• **WRITTEN TASK**
Read through the records below and copy each line that uses the word "borne".

Recorded data:

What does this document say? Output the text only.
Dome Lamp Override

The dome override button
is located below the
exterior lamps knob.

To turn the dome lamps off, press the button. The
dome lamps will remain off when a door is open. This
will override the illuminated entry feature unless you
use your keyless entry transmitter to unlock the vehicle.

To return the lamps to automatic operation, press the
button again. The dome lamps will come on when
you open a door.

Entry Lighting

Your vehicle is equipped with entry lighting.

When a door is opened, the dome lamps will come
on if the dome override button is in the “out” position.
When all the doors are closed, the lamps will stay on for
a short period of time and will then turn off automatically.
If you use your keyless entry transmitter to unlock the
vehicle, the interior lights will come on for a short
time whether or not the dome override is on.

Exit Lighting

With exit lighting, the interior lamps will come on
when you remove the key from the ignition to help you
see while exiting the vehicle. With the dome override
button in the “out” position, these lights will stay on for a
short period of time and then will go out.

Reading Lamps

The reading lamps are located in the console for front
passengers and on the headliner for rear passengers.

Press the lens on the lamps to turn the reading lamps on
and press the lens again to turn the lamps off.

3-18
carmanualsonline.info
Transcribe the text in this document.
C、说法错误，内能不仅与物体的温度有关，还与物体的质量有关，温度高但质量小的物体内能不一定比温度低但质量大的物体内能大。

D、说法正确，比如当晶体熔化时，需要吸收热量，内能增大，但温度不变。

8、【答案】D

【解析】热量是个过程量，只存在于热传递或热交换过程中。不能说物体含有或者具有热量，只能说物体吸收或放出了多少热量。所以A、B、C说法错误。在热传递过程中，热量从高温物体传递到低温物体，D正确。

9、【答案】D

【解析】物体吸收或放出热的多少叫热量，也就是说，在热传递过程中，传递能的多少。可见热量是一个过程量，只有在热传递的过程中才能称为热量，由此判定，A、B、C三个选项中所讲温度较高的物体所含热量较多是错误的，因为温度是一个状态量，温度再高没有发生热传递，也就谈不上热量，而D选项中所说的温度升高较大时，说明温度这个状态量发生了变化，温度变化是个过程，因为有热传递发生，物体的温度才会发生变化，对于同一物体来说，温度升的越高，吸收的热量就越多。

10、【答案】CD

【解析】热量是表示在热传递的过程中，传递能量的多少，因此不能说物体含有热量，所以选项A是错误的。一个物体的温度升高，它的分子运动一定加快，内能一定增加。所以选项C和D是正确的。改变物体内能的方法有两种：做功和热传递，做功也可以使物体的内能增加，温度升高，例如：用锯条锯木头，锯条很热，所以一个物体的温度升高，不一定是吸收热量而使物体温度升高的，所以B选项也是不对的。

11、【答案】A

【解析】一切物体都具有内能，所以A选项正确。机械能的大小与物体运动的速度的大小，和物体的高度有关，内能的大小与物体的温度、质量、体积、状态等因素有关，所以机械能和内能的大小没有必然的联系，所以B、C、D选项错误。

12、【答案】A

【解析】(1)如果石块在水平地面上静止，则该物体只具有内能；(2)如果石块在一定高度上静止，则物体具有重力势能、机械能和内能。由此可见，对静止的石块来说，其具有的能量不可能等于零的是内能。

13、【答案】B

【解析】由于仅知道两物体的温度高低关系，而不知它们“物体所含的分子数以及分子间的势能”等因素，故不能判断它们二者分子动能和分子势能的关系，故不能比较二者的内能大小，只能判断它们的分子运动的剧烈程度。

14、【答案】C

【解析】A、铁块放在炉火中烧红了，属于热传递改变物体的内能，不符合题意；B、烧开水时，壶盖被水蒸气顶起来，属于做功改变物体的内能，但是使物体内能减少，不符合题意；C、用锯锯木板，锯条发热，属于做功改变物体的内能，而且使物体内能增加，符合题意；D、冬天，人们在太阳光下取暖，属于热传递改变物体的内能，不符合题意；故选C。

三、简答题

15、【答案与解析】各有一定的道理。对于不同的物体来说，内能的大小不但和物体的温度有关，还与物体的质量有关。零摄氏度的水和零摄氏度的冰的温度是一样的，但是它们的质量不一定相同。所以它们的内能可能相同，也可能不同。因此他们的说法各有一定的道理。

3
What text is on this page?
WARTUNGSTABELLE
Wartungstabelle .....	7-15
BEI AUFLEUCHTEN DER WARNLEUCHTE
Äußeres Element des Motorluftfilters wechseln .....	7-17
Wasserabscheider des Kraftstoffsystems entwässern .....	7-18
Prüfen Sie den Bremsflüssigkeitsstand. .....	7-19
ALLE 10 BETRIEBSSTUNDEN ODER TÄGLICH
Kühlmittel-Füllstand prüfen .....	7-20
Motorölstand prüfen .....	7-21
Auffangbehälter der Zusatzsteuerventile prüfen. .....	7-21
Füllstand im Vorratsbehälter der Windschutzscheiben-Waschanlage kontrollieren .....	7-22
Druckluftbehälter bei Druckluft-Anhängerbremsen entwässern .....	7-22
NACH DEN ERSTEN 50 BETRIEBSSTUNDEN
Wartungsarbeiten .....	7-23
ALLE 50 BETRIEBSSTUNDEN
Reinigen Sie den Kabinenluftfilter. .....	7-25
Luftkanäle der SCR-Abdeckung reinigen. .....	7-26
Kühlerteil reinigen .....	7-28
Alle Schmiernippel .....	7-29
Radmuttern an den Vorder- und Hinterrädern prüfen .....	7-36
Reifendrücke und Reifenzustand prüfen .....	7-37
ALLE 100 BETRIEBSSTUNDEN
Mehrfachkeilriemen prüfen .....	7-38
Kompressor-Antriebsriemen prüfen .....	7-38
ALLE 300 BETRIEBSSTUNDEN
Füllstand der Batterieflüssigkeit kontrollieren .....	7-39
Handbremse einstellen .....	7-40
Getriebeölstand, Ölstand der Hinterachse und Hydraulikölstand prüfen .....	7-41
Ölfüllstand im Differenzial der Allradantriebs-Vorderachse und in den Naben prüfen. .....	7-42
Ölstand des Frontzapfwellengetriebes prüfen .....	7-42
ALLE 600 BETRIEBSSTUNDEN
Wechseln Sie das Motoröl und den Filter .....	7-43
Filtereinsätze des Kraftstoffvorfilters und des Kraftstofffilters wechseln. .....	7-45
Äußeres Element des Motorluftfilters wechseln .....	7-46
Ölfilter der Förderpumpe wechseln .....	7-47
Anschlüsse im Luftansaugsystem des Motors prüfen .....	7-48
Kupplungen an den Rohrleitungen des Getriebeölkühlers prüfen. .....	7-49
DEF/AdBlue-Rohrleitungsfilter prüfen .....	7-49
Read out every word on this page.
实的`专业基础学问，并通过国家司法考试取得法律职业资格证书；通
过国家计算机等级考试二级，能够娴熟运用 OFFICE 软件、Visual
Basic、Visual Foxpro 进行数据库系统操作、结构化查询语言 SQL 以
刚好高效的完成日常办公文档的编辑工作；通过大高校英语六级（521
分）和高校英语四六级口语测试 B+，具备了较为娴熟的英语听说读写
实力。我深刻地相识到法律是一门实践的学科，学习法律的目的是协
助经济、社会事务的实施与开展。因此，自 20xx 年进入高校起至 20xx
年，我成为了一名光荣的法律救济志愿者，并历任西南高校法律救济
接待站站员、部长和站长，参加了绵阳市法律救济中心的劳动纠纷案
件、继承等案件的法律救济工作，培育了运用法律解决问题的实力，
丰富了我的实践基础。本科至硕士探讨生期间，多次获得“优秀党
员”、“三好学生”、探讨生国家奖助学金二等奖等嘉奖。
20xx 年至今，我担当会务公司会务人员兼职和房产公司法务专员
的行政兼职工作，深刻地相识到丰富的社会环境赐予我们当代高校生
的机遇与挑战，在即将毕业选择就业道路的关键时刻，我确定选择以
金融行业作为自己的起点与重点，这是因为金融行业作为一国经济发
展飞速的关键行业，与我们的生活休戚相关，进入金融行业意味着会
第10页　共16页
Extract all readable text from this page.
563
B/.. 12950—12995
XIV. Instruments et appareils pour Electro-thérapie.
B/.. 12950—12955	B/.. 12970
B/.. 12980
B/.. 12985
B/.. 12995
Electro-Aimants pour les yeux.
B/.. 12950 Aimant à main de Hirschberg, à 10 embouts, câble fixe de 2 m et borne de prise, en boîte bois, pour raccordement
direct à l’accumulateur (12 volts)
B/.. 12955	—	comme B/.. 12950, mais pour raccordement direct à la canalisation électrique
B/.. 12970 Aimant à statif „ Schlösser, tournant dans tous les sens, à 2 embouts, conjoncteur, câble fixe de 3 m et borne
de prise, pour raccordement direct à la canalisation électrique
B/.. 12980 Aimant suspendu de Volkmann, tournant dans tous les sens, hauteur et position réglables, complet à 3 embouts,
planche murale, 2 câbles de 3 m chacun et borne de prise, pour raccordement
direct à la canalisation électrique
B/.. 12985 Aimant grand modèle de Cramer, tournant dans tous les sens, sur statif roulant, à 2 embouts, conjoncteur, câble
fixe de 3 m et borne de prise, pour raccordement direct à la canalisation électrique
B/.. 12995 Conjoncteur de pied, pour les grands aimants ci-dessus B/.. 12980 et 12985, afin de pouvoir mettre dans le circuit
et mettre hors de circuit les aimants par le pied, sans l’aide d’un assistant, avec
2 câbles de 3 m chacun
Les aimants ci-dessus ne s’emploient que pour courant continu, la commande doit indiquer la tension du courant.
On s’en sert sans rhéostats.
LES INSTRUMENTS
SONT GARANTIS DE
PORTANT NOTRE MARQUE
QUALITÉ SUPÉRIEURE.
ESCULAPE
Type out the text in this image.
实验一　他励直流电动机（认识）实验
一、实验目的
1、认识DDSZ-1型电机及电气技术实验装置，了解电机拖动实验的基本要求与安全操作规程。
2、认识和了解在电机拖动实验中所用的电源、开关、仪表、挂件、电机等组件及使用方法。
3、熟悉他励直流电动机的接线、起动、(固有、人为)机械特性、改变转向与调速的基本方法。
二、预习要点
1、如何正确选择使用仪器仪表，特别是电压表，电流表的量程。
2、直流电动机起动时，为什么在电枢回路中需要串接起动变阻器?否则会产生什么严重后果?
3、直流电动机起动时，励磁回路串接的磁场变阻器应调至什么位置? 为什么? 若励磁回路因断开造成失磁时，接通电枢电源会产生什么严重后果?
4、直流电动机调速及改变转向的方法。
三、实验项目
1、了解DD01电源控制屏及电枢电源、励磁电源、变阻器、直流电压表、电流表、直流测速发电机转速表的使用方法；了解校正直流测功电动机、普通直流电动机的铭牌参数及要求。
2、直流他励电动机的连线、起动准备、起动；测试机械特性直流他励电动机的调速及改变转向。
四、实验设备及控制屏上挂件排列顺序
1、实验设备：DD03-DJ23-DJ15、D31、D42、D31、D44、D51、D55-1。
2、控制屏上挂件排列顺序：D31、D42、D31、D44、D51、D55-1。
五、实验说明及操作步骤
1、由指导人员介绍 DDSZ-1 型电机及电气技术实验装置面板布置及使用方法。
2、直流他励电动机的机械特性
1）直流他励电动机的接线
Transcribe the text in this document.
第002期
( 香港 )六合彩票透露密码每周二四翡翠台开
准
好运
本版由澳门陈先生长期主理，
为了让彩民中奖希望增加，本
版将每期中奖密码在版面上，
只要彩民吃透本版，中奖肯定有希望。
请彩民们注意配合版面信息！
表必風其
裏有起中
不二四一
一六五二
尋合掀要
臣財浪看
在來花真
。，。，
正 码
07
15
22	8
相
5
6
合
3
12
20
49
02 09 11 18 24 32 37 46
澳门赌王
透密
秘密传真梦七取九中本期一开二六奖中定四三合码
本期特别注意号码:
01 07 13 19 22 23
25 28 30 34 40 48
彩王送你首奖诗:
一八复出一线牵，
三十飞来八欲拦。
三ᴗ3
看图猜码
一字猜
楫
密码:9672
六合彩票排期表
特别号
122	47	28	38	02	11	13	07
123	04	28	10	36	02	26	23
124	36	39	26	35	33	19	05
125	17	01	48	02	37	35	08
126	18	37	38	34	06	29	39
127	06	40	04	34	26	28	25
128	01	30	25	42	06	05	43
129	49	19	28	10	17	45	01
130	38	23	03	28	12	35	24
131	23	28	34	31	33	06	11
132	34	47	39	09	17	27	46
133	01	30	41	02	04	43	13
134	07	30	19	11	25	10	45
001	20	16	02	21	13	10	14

• **COMPLETE RESPONSE**
B/.. 12950 Aimant à main de Hirschberg, à 10 embouts, câble fixe de 2 m et borne de prise, en boîte bois, pour raccordement
B/.. 12970 Aimant à statif „ Schlösser, tournant dans tous les sens, à 2 embouts, conjoncteur, câble fixe de 3 m et borne
planche murale, 2 câbles de 3 m chacun et borne de prise, pour raccordement
fixe de 3 m et borne de prise, pour raccordement direct à la canalisation électrique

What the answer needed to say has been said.